■ Short problem ■
Update the lines from the one with "candle-body bbox=[140, 152, 155, 165]" up to and including the one with "day-tick-label: 21 bbox=[576, 432, 602, 458]", changing "day-tick-label" to "day-label" and keeping everything else the same. Return only those lines.

··· Available records

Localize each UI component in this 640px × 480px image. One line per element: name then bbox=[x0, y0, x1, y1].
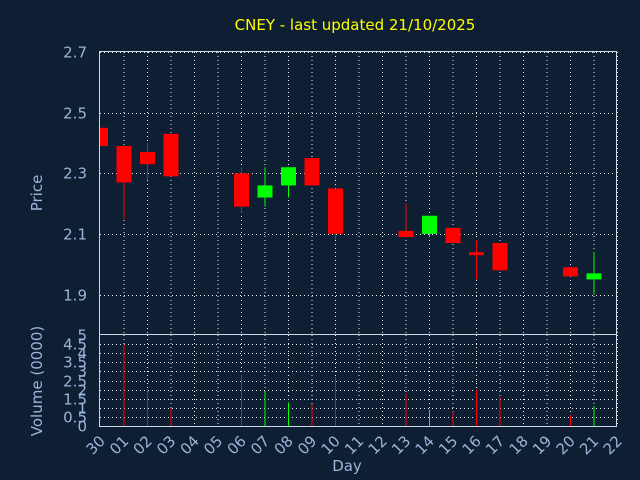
candle-body bbox=[140, 152, 155, 165]
price-candles bbox=[100, 127, 602, 295]
day-tick-label: 20 bbox=[553, 432, 579, 458]
day-tick-label: 18 bbox=[506, 432, 532, 458]
volume-bars bbox=[123, 344, 595, 426]
day-tick-label: 10 bbox=[318, 432, 344, 458]
price-panel-frame bbox=[99, 51, 617, 335]
day-tick-label: 14 bbox=[412, 432, 438, 458]
day-tick-label: 21 bbox=[576, 432, 602, 458]
candle-body bbox=[586, 273, 602, 280]
day-tick-label: 02 bbox=[130, 432, 156, 458]
candle-body bbox=[422, 215, 437, 234]
day-tick-label: 05 bbox=[200, 432, 226, 458]
candle-body bbox=[304, 158, 320, 186]
candle-body bbox=[469, 252, 484, 256]
volume-axis-ticks: 54.543.532.521.510.50 bbox=[63, 327, 87, 436]
volume-tick-label: 3.5 bbox=[63, 354, 87, 372]
volume-tick-label: 0.5 bbox=[63, 409, 87, 427]
day-tick-label: 13 bbox=[388, 432, 414, 458]
volume-tick-label: 2.5 bbox=[63, 373, 87, 391]
day-tick-label: 17 bbox=[482, 432, 508, 458]
day-tick-label: 11 bbox=[341, 432, 367, 458]
volume-tick-label: 5 bbox=[77, 327, 87, 345]
volume-tick-label: 2 bbox=[77, 382, 87, 400]
day-tick-label: 16 bbox=[459, 432, 485, 458]
price-tick-label: 2.7 bbox=[63, 44, 87, 62]
day-tick-label: 06 bbox=[224, 432, 250, 458]
day-tick-label: 09 bbox=[294, 432, 320, 458]
price-axis-ticks: 2.7 2.5 2.3 2.1 1.9 bbox=[63, 44, 87, 305]
candle-body bbox=[328, 188, 343, 234]
volume-tick-label: 1 bbox=[77, 400, 87, 418]
candle-body bbox=[163, 133, 179, 177]
price-tick-label: 2.5 bbox=[63, 105, 87, 123]
price-tick-label: 2.3 bbox=[63, 165, 87, 183]
day-tick-label: 30 bbox=[83, 432, 109, 458]
day-tick-label: 22 bbox=[600, 432, 626, 458]
candle-body bbox=[116, 146, 132, 183]
candle-body bbox=[398, 230, 414, 237]
candle-body bbox=[257, 185, 273, 198]
day-tick-label: 08 bbox=[271, 432, 297, 458]
day-tick-label: 01 bbox=[106, 432, 132, 458]
volume-panel-frame bbox=[99, 334, 617, 427]
day-tick-label: 12 bbox=[365, 432, 391, 458]
day-tick-label: 19 bbox=[529, 432, 555, 458]
day-tick-label: 03 bbox=[153, 432, 179, 458]
day-axis-ticks: 3001020304050607080910111213141516171819… bbox=[83, 432, 626, 458]
candle-body bbox=[445, 227, 461, 244]
day-tick-label: 15 bbox=[435, 432, 461, 458]
day-axis-label: Day bbox=[332, 457, 362, 475]
price-axis-label: Price bbox=[28, 175, 46, 212]
volume-tick-label: 3 bbox=[77, 363, 87, 381]
chart-title: CNEY - last updated 21/10/2025 bbox=[235, 16, 476, 34]
volume-tick-label: 1.5 bbox=[63, 391, 87, 409]
candle-body bbox=[281, 167, 296, 186]
volume-tick-label: 0 bbox=[77, 418, 87, 436]
price-tick-label: 1.9 bbox=[63, 287, 87, 305]
day-tick-label: 04 bbox=[177, 432, 203, 458]
volume-tick-label: 4.5 bbox=[63, 336, 87, 354]
volume-tick-label: 4 bbox=[77, 345, 87, 363]
candle-body bbox=[100, 127, 108, 146]
price-tick-label: 2.1 bbox=[63, 226, 87, 244]
candle-body bbox=[563, 267, 578, 277]
volume-axis-label: Volume (0000) bbox=[28, 326, 46, 436]
candle-body bbox=[492, 243, 508, 271]
candle-body bbox=[234, 173, 249, 207]
day-tick-label: 07 bbox=[247, 432, 273, 458]
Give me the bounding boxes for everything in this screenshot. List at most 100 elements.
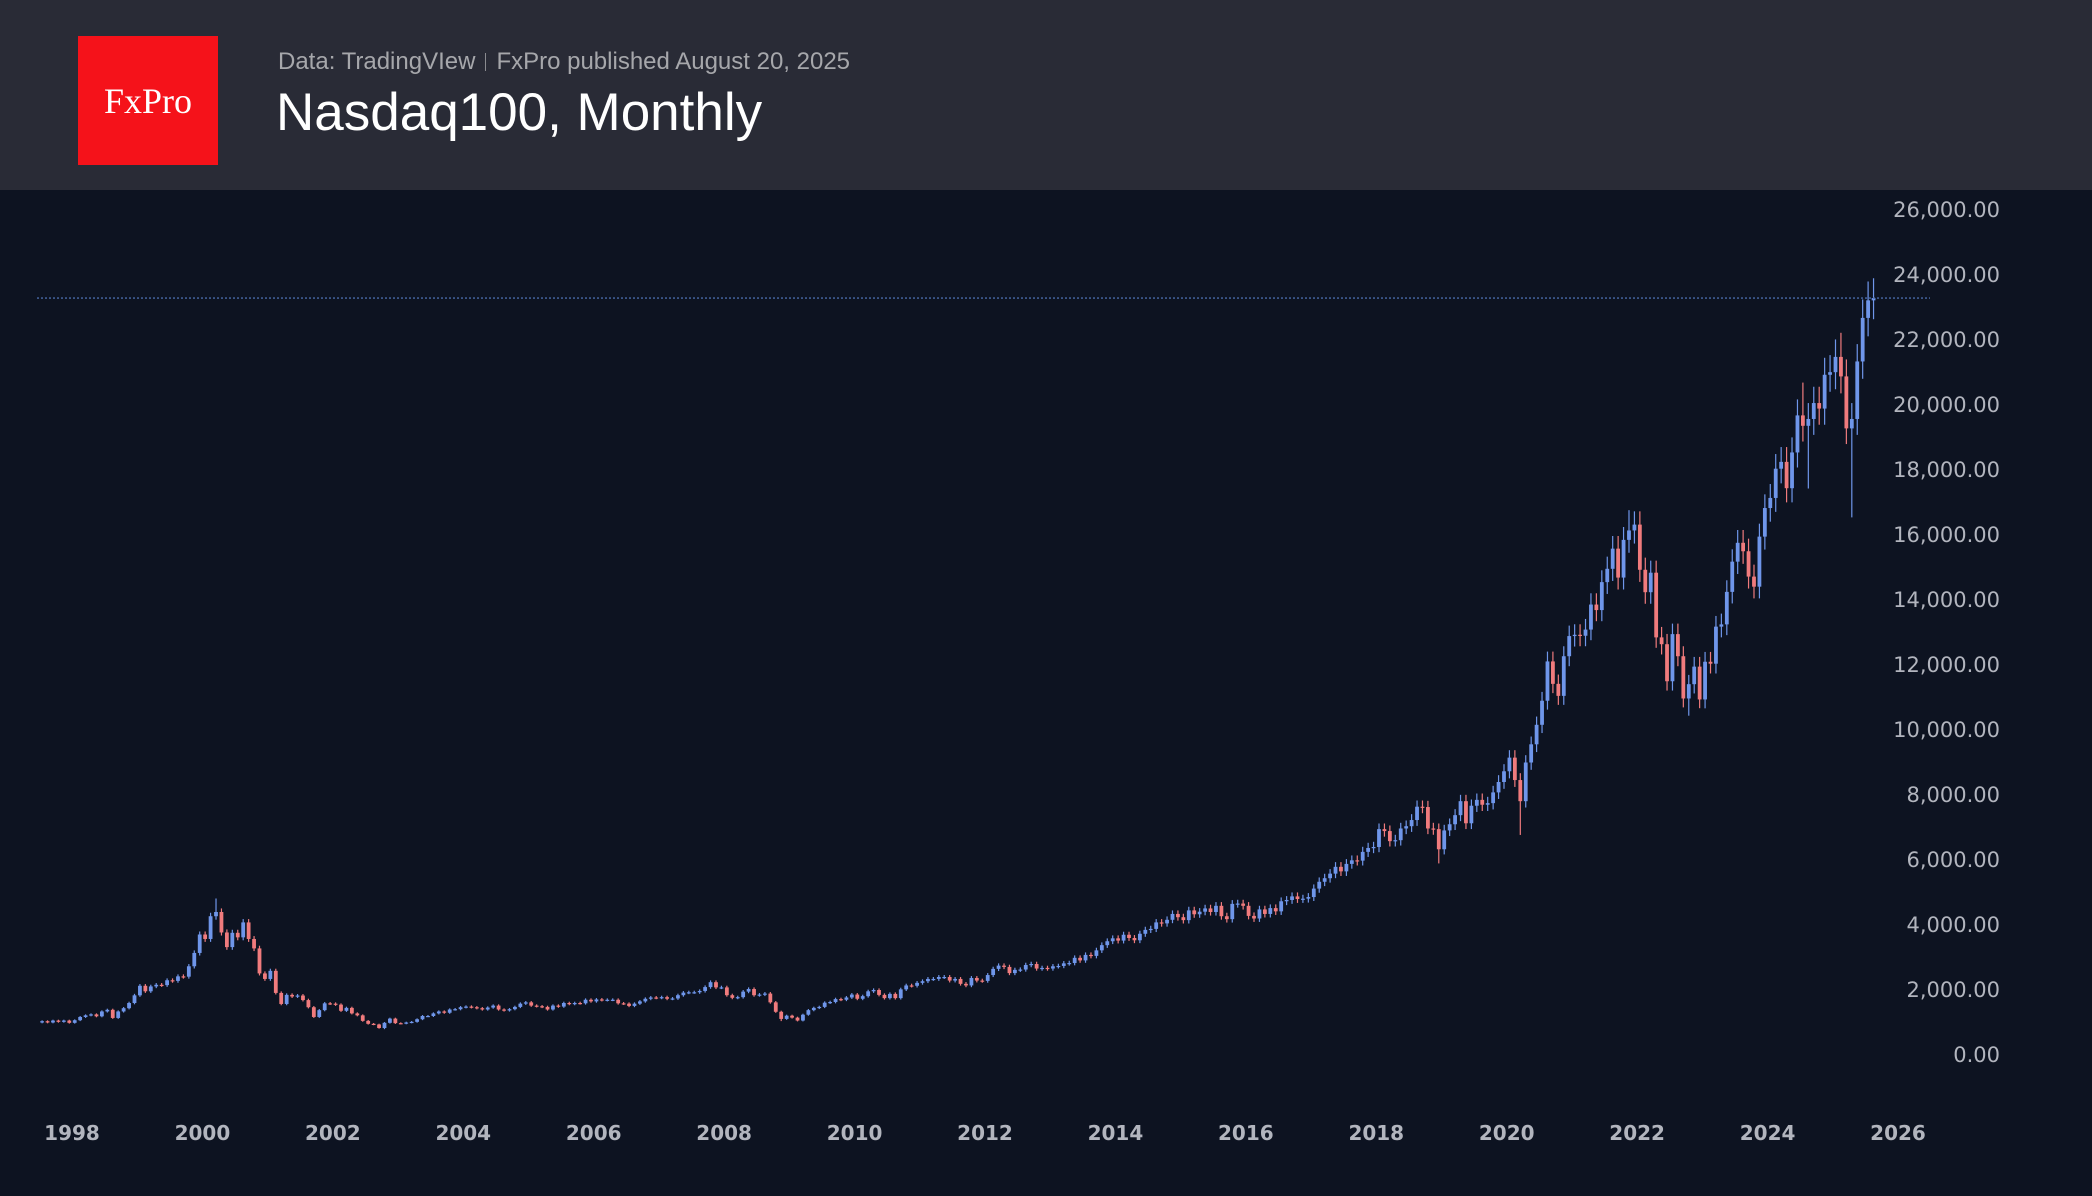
candle-body [1518,780,1523,802]
separator [485,53,487,71]
candle-body [1056,965,1061,968]
candle-body [1540,700,1544,725]
candle-body [447,1009,452,1013]
candle-body [51,1020,55,1023]
candle-body [942,977,947,979]
candle-body [143,985,148,992]
candle-body [1051,966,1055,969]
candle-body [436,1011,441,1014]
x-tick-label: 2016 [1218,1121,1274,1145]
candle-body [1203,908,1207,912]
candle-body [1458,801,1463,816]
candle-body [154,984,159,987]
candle-body [773,1002,778,1012]
candle-body [263,973,267,979]
candle-body [1676,634,1680,657]
candle-body [1241,903,1246,906]
candle-body [426,1016,430,1018]
candle-body [795,1017,800,1021]
candle-body [1578,634,1582,636]
candle-body [1839,356,1843,377]
candle-body [561,1003,566,1007]
y-tick-label: 2,000.00 [1906,978,2000,1002]
candle-body [616,999,621,1004]
candle-body [540,1006,544,1008]
candle-body [1719,624,1724,627]
candle-body [887,993,892,999]
candle-body [1023,964,1028,970]
candle-body [936,977,941,979]
candle-body [507,1009,512,1011]
candle-body [1866,300,1871,318]
candle-body [1061,963,1066,966]
candle-body [1284,899,1289,902]
candle-body [1708,661,1713,664]
candle-body [1105,941,1110,946]
y-tick-label: 4,000.00 [1906,913,2000,937]
candle-body [1355,860,1360,862]
candle-body [1703,661,1707,700]
published-date: FxPro published August 20, 2025 [496,48,851,75]
candle-body [1855,361,1860,419]
candle-body [94,1014,99,1017]
candle-body [1811,403,1816,419]
candle-body [116,1011,121,1018]
candle-body [1746,551,1751,577]
candle-body [1067,963,1072,965]
candle-body [719,987,724,989]
candle-body [1426,807,1430,829]
candle-body [366,1020,371,1024]
candle-body [1730,561,1735,592]
candle-body [333,1003,338,1005]
candle-body [1806,418,1811,426]
candle-body [1257,909,1262,919]
x-tick-label: 2014 [1088,1121,1144,1145]
candle-body [1670,634,1675,682]
candle-body [317,1010,322,1017]
candle-body [56,1020,61,1022]
candle-body [1192,910,1197,915]
candle-body [388,1018,392,1023]
x-tick-label: 2022 [1609,1121,1665,1145]
candle-body [801,1014,805,1021]
candle-body [1094,950,1099,956]
candle-body [1572,634,1577,637]
x-tick-label: 2024 [1740,1121,1796,1145]
candle-body [931,978,936,981]
y-tick-label: 10,000.00 [1893,718,2000,742]
candle-body [1306,897,1311,899]
candle-body [1833,356,1838,373]
candle-body [882,994,887,999]
candle-body [980,980,985,982]
candle-body [1224,916,1229,920]
candle-body [328,1003,333,1005]
candle-body [784,1015,789,1019]
x-tick-label: 2006 [566,1121,622,1145]
candle-body [105,1009,110,1012]
candle-body [811,1007,816,1011]
x-tick-label: 1998 [44,1121,100,1145]
candle-body [279,992,284,1004]
candle-body [1040,967,1044,970]
candle-body [1078,957,1083,961]
candle-body [697,990,702,993]
y-axis: 0.00 2,000.00 4,000.00 6,000.00 8,000.00 10,0… [1893,198,2000,1067]
candle-body [909,985,914,987]
candle-body [1214,905,1218,912]
candle-body [40,1021,45,1023]
candle-body [1186,910,1191,921]
candle-body [1110,938,1115,942]
candle-body [398,1023,403,1025]
candle-body [523,1002,528,1004]
candle-body [996,965,1001,969]
candle-body [1387,831,1392,842]
candle-body [958,978,963,984]
candle-body [192,952,197,967]
candle-body [1507,757,1512,772]
candle-body [1029,964,1034,966]
candle-body [89,1014,93,1016]
y-tick-label: 0.00 [1953,1043,2000,1067]
candle-body [1099,945,1104,951]
candle-body [1686,684,1691,699]
candle-body [1143,929,1148,934]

······

■ The solution ■
candle-body bbox=[140, 152, 155, 165]
price-candles bbox=[100, 127, 602, 295]
day-label: 20 bbox=[553, 432, 579, 458]
day-label: 18 bbox=[506, 432, 532, 458]
volume-bars bbox=[123, 344, 595, 426]
day-label: 10 bbox=[318, 432, 344, 458]
price-panel-frame bbox=[99, 51, 617, 335]
day-label: 14 bbox=[412, 432, 438, 458]
day-label: 21 bbox=[576, 432, 602, 458]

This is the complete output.